## What to do
Return all lines that include the string "plated".

===== Raw data =====

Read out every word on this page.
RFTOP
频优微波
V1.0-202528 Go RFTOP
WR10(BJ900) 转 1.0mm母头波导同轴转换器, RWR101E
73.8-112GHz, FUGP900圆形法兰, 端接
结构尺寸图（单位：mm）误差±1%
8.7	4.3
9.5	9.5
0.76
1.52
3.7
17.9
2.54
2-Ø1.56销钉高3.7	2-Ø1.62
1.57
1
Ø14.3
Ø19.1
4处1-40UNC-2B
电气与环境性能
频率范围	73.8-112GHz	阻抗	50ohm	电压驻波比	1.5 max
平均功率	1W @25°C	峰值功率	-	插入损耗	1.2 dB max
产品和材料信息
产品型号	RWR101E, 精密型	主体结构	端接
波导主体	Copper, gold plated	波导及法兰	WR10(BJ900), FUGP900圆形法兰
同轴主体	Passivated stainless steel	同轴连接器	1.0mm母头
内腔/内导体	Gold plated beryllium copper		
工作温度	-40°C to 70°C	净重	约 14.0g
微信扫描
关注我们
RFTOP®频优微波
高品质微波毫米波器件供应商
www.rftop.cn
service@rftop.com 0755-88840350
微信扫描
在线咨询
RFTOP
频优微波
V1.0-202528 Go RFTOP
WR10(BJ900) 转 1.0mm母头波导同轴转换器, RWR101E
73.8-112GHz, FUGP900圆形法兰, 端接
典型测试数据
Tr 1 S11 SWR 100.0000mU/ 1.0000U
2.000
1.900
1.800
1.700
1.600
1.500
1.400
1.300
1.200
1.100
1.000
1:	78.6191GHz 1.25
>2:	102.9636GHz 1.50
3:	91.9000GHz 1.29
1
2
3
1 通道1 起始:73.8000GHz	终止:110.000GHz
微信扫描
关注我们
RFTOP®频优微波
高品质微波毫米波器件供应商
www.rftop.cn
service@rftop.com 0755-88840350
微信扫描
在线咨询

=====

## Worked answer
波导主体	Copper, gold plated	波导及法兰	WR10(BJ900), FUGP900圆形法兰
内腔/内导体	Gold plated beryllium copper		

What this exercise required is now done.